# Список заданий:
1) Ответьте по тексту для анализа на вопросы:
(а) Куда император отправил епископа Гавельбергского?
(б) Какой город, последний северный оплот антипапы, перешел к Иннокентию в июне?
(в) Как звали трех зачинщиков бунта, отступивших за стены Неаполя?
2) Продолжите текст о противостоянии Лотаря и Рожера, начав сразу после его последнего предложения.

# Текст для анализа:
★ ★ ★

Они обнаружили, что Лотарь не нуждается в уговорах. Ситуация в Германии за прошедшие два года улучшилась – в значительной степени благодаря авторитету императорской короны, – и враги Лотаря Гогенштауфены были вынуждены покориться. На этот раз у него не возникло трудностей в том, чтобы собрать внушительную армию. С нею император мог бы восстановить свою власть в Ломбардии, а потом, впервые войдя в свои южноитальянские владения, наказать выскочку Отвиля так, как он того заслуживал. После этого Анаклета можно не опасаться. Последний северный оплот антипапы, Милан, перешел к Иннокентию в июне, и раскол теперь сосредоточился в Сицилийском королевстве и в самом Риме. Если убрать с дороги Рожера, Анаклет останется вовсе без союзников и будет вынужден сдаться. Этот поход прекрасно годился для того, чтобы увенчать царствование Лотаря. Император отправил епископа Гавельбергского в Константинополь с изъявлениями почтения к Иоанну и с сообщениями о том, что он намерен выступить против Рожера в будущем году. Затем без малейшего промедления старый император ввел специальный налог на всю церковную собственность – чтобы облегчить бремя его собственных расходов на экспедицию – и начал собирать армию.
Для Рожера 1135 г. был плохим. Собственная болезнь, смерть жены, новые неприятности в Италии, как раз тогда, когда казалось, что закон и порядок восстановлены, – вполне достаточно, чтобы у человека опустились руки. Но этот год, по крайней мере, закончился лучше, нежели начался; и три зачинщика бунта, Роберт, Райнульф и Сергий, отступив с такой невероятной быстротой за стены Неаполя, ясно доказали свою неспособность вести борьбу без поддержки извне.

★ ★ ★

# Записи набора данных:

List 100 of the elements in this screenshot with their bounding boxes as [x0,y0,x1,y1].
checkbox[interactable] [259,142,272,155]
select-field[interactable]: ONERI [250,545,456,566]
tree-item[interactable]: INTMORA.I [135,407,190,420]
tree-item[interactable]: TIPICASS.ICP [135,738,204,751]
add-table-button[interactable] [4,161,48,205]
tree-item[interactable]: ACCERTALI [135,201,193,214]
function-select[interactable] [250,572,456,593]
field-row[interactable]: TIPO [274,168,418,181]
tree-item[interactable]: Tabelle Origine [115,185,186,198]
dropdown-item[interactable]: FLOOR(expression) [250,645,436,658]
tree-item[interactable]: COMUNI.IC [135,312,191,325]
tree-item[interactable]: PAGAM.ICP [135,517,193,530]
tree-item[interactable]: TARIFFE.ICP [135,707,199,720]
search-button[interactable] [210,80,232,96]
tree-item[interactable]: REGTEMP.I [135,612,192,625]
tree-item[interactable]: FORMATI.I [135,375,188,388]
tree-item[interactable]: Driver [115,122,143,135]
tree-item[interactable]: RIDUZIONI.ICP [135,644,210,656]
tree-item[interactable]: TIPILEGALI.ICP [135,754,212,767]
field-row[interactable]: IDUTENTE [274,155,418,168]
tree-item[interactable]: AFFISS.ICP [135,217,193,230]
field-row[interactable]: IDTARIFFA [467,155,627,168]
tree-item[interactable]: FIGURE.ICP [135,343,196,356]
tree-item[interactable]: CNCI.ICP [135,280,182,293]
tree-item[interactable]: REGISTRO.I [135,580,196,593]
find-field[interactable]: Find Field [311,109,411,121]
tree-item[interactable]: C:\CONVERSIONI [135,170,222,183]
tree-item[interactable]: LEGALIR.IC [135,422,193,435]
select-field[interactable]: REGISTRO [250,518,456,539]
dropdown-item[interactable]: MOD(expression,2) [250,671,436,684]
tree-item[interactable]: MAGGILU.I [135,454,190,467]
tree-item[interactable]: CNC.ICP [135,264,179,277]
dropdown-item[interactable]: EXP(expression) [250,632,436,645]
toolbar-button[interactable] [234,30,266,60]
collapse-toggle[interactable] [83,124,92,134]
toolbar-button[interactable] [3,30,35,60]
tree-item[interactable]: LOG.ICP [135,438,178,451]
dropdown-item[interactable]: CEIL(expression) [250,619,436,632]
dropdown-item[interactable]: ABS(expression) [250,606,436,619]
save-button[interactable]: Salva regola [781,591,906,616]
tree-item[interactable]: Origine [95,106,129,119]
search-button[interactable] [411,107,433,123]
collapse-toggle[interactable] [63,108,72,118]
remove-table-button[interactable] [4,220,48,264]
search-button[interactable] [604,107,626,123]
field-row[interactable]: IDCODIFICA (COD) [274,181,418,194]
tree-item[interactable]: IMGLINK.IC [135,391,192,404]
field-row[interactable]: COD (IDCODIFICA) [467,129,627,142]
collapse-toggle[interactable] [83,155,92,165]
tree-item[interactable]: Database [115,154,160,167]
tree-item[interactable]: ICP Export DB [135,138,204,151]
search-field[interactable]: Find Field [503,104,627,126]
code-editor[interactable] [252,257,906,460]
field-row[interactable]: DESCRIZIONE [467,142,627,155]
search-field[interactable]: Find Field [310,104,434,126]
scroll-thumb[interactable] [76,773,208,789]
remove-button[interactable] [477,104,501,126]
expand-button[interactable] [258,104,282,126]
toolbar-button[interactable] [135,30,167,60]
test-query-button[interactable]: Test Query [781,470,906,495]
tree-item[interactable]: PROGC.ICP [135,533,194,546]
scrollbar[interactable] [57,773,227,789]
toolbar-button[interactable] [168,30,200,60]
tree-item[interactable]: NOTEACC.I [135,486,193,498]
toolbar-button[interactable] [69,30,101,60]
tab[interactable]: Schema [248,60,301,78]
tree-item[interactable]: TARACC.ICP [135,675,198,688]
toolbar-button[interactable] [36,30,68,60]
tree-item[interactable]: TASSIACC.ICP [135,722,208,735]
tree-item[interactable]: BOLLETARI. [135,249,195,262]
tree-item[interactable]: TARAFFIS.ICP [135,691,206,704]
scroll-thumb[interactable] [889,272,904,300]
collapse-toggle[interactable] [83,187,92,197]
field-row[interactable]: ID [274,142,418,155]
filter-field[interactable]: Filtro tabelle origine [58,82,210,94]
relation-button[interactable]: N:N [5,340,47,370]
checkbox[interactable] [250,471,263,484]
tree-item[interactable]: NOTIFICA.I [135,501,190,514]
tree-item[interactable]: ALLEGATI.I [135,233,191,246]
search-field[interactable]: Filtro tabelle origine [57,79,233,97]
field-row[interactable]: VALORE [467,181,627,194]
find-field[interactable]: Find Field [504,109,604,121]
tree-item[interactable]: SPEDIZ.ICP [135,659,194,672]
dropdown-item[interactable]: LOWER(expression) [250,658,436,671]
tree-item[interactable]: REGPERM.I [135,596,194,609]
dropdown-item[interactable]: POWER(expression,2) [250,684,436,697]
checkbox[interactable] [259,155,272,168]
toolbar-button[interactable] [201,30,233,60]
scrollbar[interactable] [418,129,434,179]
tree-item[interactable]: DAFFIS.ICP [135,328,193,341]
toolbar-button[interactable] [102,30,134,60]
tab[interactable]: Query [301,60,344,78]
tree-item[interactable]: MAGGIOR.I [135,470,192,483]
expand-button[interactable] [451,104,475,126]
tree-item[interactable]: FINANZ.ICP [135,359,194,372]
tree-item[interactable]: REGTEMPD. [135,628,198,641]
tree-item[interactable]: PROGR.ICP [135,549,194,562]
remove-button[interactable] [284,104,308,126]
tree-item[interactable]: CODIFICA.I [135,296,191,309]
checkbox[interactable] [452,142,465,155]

★ ★ ★

# Ответы:
1)
(а) В Константинополь, к Иоанну.
(б) Милан.
(в) Роберт, Райнульф и Сергий.

2)
И все же, пока еще оставалась надежда на эту поддержку, они отказывались сдаться. Теперь Роберт Капуанский также потерял свой последний шанс на прощение. Терпение короля иссякло. Чуть раньше он сделал своего старшего сына Рожера князем Апулии, а своего второго сына, Танкреда, князем Бари, лишив мятежного князя Гримоальда его владений. Этой осенью он провозгласил третьего сына, Альфонсо, князем Капуи вместо Роберта – вскоре после этого мальчика официально возвели в княжеское достоинство в кафедральном соборе Капуи. Все они были желторотыми юнцами, герцогу Рожеру едва исполнилось семнадцать, Танкред был на год или два младше, а Аль– фонсо едва вступил в пору отрочества. Но все трое были достаточно взрослыми, чтобы служить орудиями в исполнении замыслов своего отца, а эти замыслы заключались в том, чтобы не допускать появления могущественных вассалов вне его собственной семьи. К концу 1135 г. впервые все главные фьефы южной Италии оказались в руках Отвилей.
Всю эту зиму Неаполь держался. К весне 1136 г. в городе начался голод. Фалько упоминает, что многие жители, молодые и старые, мужчины и женщины, падали и умирали на улицах. И все же, добавляет он гордо, герцог и его сторонники оставались тверды, «предпочитая умереть с голоду, но не подставить свои выи под ярмо дурного короля». К счастью для них, Рожеру так и не удалось отрезать город полностью от внешнего мира; хотя осаждавшие перекрыли все подходы к Неаполю по суше, сицилийский флот не сумел достичь таких же результатов на море, так что и Роберт, и Сергий от случая к случаю выбирались в Пизу за припасами. Даже при подобной поддержке не похоже, что неаполитанцы смогли бы и дальше сохранять присутствие духа, если бы Роберт не совершил короткую вылазку ко двору Лотаря в Шпейер и не вернулся нагруженный императорскими наградами, чтобы сообщить, что император уже значительно преуспел в подготовке освободительной экспедиции.
Схожие сведения достигли и ушей Рожера, чьи соглядатаи не оставили у него никаких иллюзий по поводу того, сколь могучей будет императорская армия. Рожер начал собственные приготовления, исходя из того, что силы врага будут значительно превосходить по численности любое войско, какое он сможет собрать. На победу силой оружия рассчитывать не приходилось; оставалось полагаться на хитрость.